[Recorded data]
==================================================
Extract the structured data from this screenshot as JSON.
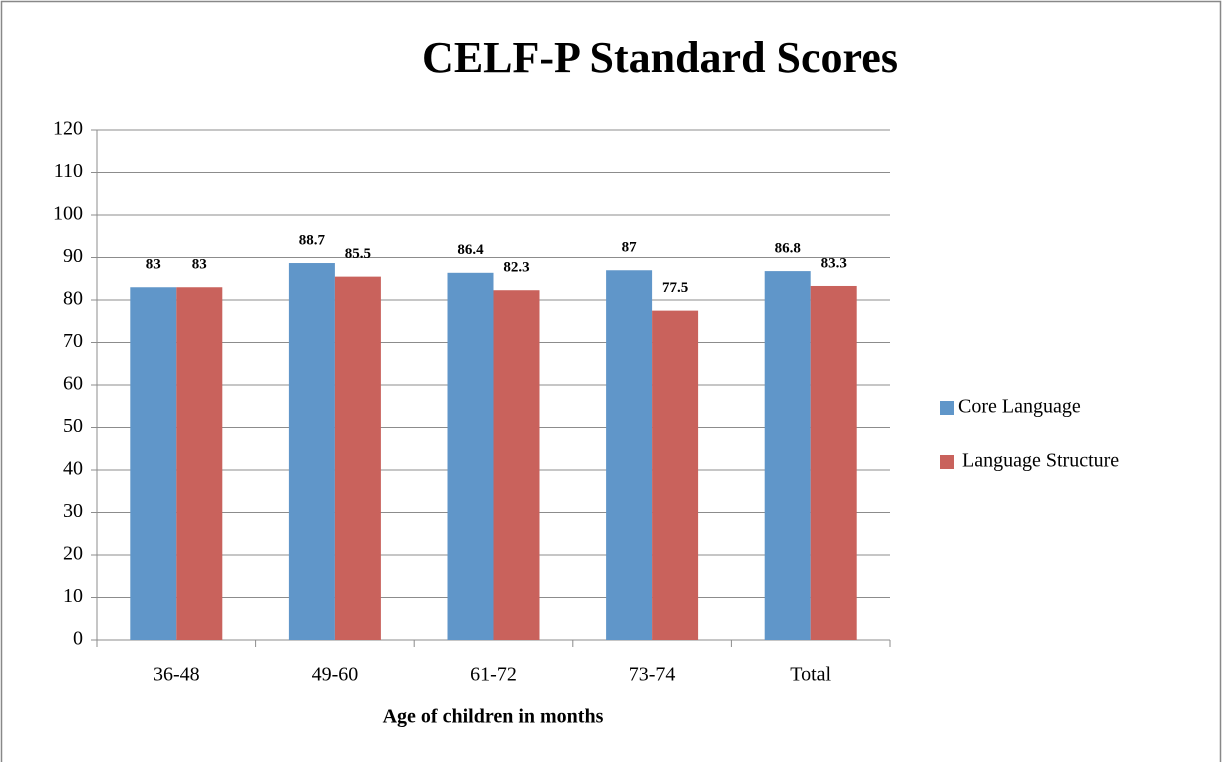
{
  "chart_data": {
    "type": "bar",
    "title": "CELF-P Standard Scores",
    "x_label": "Age of children in months",
    "categories": [
      "36-48",
      "49-60",
      "61-72",
      "73-74",
      "Total"
    ],
    "series": [
      {
        "name": "Core Language",
        "color": "#6096c9",
        "values": [
          83,
          88.7,
          86.4,
          87,
          86.8
        ]
      },
      {
        "name": "Language Structure",
        "color": "#c9625c",
        "values": [
          83,
          85.5,
          82.3,
          77.5,
          83.3
        ]
      }
    ],
    "ylim": [
      0,
      120
    ],
    "yticks": [
      0,
      10,
      20,
      30,
      40,
      50,
      60,
      70,
      80,
      90,
      100,
      110,
      120
    ],
    "grid": true,
    "legend": "right"
  }
}
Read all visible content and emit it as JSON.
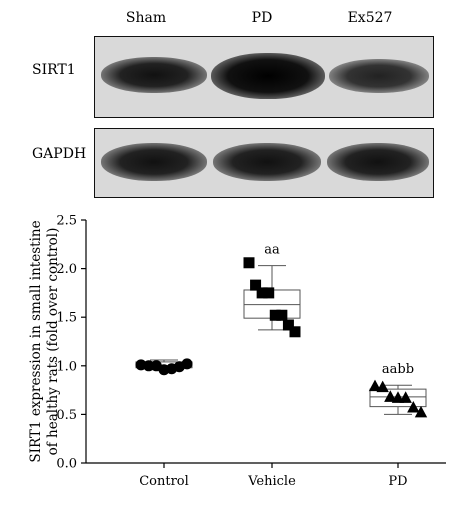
{
  "blot": {
    "lanes": [
      "Sham",
      "PD",
      "Ex527"
    ],
    "rows": [
      {
        "label": "SIRT1",
        "intensity": [
          0.78,
          0.95,
          0.72
        ]
      },
      {
        "label": "GAPDH",
        "intensity": [
          0.82,
          0.82,
          0.8
        ]
      }
    ]
  },
  "chart_data": {
    "type": "scatter",
    "subtype": "box-plot-with-points",
    "categories": [
      "Control",
      "Vehicle",
      "PD"
    ],
    "ylabel_lines": [
      "SIRT1 expression in small intestine",
      "of healthy rats (fold over control)"
    ],
    "xlabel": "",
    "ylim": [
      0.0,
      2.5
    ],
    "yticks": [
      "0.0",
      "0.5",
      "1.0",
      "1.5",
      "2.0",
      "2.5"
    ],
    "grid": false,
    "series": [
      {
        "category": "Control",
        "marker": "circle",
        "points": [
          1.01,
          1.0,
          1.0,
          0.96,
          0.97,
          0.99,
          1.02
        ],
        "box": {
          "min": 0.96,
          "q1": 0.98,
          "median": 1.0,
          "q3": 1.04,
          "max": 1.06
        },
        "annotation": ""
      },
      {
        "category": "Vehicle",
        "marker": "square",
        "points": [
          2.06,
          1.83,
          1.75,
          1.75,
          1.52,
          1.52,
          1.42,
          1.35
        ],
        "box": {
          "min": 1.37,
          "q1": 1.49,
          "median": 1.63,
          "q3": 1.78,
          "max": 2.03
        },
        "annotation": "aa"
      },
      {
        "category": "PD",
        "marker": "triangle",
        "points": [
          0.79,
          0.78,
          0.68,
          0.67,
          0.67,
          0.57,
          0.52
        ],
        "box": {
          "min": 0.5,
          "q1": 0.58,
          "median": 0.68,
          "q3": 0.76,
          "max": 0.8
        },
        "annotation": "aabb"
      }
    ]
  }
}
==================================================
Copy the material shown above in full and exactly. Skip the pictures.

■ **EXERCISE ANSWER**:
Extract the structured data from this screenshot as JSON.
{
  "chart_data": {
    "type": "bar",
    "title": "CELF-P Standard Scores",
    "x_label": "Age of children in months",
    "categories": [
      "36-48",
      "49-60",
      "61-72",
      "73-74",
      "Total"
    ],
    "series": [
      {
        "name": "Core Language",
        "color": "#6096c9",
        "values": [
          83,
          88.7,
          86.4,
          87,
          86.8
        ]
      },
      {
        "name": "Language Structure",
        "color": "#c9625c",
        "values": [
          83,
          85.5,
          82.3,
          77.5,
          83.3
        ]
      }
    ],
    "ylim": [
      0,
      120
    ],
    "yticks": [
      0,
      10,
      20,
      30,
      40,
      50,
      60,
      70,
      80,
      90,
      100,
      110,
      120
    ],
    "grid": true,
    "legend": "right"
  }
}
Read all visible content and emit it as JSON.
{
  "blot": {
    "lanes": [
      "Sham",
      "PD",
      "Ex527"
    ],
    "rows": [
      {
        "label": "SIRT1",
        "intensity": [
          0.78,
          0.95,
          0.72
        ]
      },
      {
        "label": "GAPDH",
        "intensity": [
          0.82,
          0.82,
          0.8
        ]
      }
    ]
  },
  "chart_data": {
    "type": "scatter",
    "subtype": "box-plot-with-points",
    "categories": [
      "Control",
      "Vehicle",
      "PD"
    ],
    "ylabel_lines": [
      "SIRT1 expression in small intestine",
      "of healthy rats (fold over control)"
    ],
    "xlabel": "",
    "ylim": [
      0.0,
      2.5
    ],
    "yticks": [
      "0.0",
      "0.5",
      "1.0",
      "1.5",
      "2.0",
      "2.5"
    ],
    "grid": false,
    "series": [
      {
        "category": "Control",
        "marker": "circle",
        "points": [
          1.01,
          1.0,
          1.0,
          0.96,
          0.97,
          0.99,
          1.02
        ],
        "box": {
          "min": 0.96,
          "q1": 0.98,
          "median": 1.0,
          "q3": 1.04,
          "max": 1.06
        },
        "annotation": ""
      },
      {
        "category": "Vehicle",
        "marker": "square",
        "points": [
          2.06,
          1.83,
          1.75,
          1.75,
          1.52,
          1.52,
          1.42,
          1.35
        ],
        "box": {
          "min": 1.37,
          "q1": 1.49,
          "median": 1.63,
          "q3": 1.78,
          "max": 2.03
        },
        "annotation": "aa"
      },
      {
        "category": "PD",
        "marker": "triangle",
        "points": [
          0.79,
          0.78,
          0.68,
          0.67,
          0.67,
          0.57,
          0.52
        ],
        "box": {
          "min": 0.5,
          "q1": 0.58,
          "median": 0.68,
          "q3": 0.76,
          "max": 0.8
        },
        "annotation": "aabb"
      }
    ]
  }
}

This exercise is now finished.